### EXCERTO FORNECIDO
A excitação era tanta que frio é cansaço não fazia parte do vocabulário daquele dia. Acordei cedo, café quente e fui ao encontro do irmão do Júlio que trazia o rebanho do pasto. A neblina fria e húmida do alto da Serra encobre parcialmente uma linha de grandes torres eólicas, do alto um caminho entre antigas castanheiras, onde mais de 800 ovelhas surgem com seus sinos pendurados anunciando a hora da ordenha. Um momento mágico que me trouxe um novo e moderno significado para bucólico.

A tarde um giro na vila de Celorico, antes de pegar o trem de volta a Lisboa. Uma parada estratégica para o lanche. E por que não, no topo da torre mais alta do Castelo de Celorico?! Construído no século XII, serviu como importante ponto de defesa na transição da Alta para a Baixa Idade Média. Situado numa zona de fronteira entre o poder Cristão ao norte da Península Ibérica e Muçulmano ao Sul.

[Dados de previsão de caixas delimitadoras]
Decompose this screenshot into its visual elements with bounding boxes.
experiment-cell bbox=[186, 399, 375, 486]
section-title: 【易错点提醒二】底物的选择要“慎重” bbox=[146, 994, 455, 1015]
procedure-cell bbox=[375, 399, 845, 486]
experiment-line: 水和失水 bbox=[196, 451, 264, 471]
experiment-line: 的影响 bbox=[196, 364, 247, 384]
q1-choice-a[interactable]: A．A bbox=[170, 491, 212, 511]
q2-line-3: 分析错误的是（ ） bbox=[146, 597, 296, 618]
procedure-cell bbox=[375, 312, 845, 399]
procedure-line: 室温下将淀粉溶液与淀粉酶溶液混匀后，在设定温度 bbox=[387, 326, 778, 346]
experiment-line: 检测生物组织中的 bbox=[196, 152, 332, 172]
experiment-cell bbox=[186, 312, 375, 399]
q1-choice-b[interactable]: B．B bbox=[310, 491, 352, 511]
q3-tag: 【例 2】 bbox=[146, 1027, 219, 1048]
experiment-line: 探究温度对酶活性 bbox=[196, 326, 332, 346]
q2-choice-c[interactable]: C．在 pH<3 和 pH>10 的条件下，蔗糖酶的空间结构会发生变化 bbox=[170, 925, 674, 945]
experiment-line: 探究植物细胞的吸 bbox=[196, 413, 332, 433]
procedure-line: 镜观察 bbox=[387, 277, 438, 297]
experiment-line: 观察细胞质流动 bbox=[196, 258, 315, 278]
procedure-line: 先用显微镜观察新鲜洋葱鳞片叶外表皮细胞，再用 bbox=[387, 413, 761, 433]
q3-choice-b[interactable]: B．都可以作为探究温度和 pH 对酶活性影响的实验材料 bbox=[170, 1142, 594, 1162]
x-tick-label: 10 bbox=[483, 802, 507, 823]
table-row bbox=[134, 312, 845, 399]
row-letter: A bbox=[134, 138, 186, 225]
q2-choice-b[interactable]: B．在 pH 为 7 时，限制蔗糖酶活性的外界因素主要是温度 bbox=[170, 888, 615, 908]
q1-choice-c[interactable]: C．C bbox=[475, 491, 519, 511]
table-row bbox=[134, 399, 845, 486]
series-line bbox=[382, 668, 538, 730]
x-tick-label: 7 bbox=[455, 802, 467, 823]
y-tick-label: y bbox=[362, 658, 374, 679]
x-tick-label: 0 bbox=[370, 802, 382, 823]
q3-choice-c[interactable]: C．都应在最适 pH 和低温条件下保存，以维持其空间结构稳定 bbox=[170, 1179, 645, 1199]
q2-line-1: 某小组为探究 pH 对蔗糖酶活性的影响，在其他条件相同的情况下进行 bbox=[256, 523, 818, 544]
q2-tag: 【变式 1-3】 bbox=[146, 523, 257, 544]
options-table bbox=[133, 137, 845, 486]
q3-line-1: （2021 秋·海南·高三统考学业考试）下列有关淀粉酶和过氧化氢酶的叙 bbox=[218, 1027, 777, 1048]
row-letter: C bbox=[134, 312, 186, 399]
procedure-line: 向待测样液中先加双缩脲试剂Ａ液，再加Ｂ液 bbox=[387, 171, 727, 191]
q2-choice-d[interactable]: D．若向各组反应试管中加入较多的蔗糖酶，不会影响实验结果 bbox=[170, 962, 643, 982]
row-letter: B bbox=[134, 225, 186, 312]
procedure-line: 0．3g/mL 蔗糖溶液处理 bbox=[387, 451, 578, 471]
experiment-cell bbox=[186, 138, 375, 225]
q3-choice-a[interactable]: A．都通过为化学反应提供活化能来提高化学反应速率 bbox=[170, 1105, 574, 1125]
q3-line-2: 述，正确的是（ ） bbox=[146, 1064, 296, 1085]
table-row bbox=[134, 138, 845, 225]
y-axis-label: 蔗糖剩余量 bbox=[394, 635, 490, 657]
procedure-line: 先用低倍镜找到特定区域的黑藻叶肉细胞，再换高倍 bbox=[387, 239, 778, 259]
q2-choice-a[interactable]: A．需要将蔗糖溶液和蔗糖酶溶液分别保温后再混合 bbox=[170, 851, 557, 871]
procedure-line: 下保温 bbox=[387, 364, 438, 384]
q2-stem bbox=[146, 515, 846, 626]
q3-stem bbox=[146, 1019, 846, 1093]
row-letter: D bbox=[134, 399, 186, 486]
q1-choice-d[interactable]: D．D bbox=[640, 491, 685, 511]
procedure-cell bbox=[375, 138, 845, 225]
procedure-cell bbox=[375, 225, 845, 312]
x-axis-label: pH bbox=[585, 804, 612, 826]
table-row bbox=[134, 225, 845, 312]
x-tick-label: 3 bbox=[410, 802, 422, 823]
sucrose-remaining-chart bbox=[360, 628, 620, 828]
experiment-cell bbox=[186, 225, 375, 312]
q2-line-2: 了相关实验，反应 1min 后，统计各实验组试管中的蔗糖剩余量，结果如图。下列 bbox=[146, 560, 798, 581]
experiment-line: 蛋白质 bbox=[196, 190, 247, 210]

### LISTA DE TAREFAS
**A)** Indique se cada afirmação está de acordo com o relato sobre a Serra e Celorico: (i) o rebanho contava com mais de 800 ovelhas; (ii) o Castelo de Celorico foi construído no século XV; (iii) a volta a Lisboa foi feita de autocarro. Responda a cada uma com sim ou não e cite as palavras do relato que decidem.
**B)** Prossiga o relato sobre a Serra e Celorico a partir da última frase apresentada, no mesmo tom.

### RESPOSTAS ESPERADAS
**A)**
(i) Sim: "onde mais de 800 ovelhas surgem com seus sinos pendurados".
(ii) Não: "Construído no século XII".
(iii) Não: "antes de pegar o trem de volta a Lisboa".

**B)**
Última parada, Solar do Queijo. Num casarão antigo, uma bela homenagem a tradição é feita pelo pequeno museu do Queijo Serra da Estrela. Na sala, vestimentas de pano rústico e palha para espantar o frio e as antigas formas de queijos de madeira e de ferro reportam uma época aonde se produzia o queijo para ter alimento e proteína ao longo de todo ano.

O queijo Serra da Estrela usa a Flor de Cardo para coagular o leite. Na Quinta, o Júlio cuida da sua própria plantação e colheita.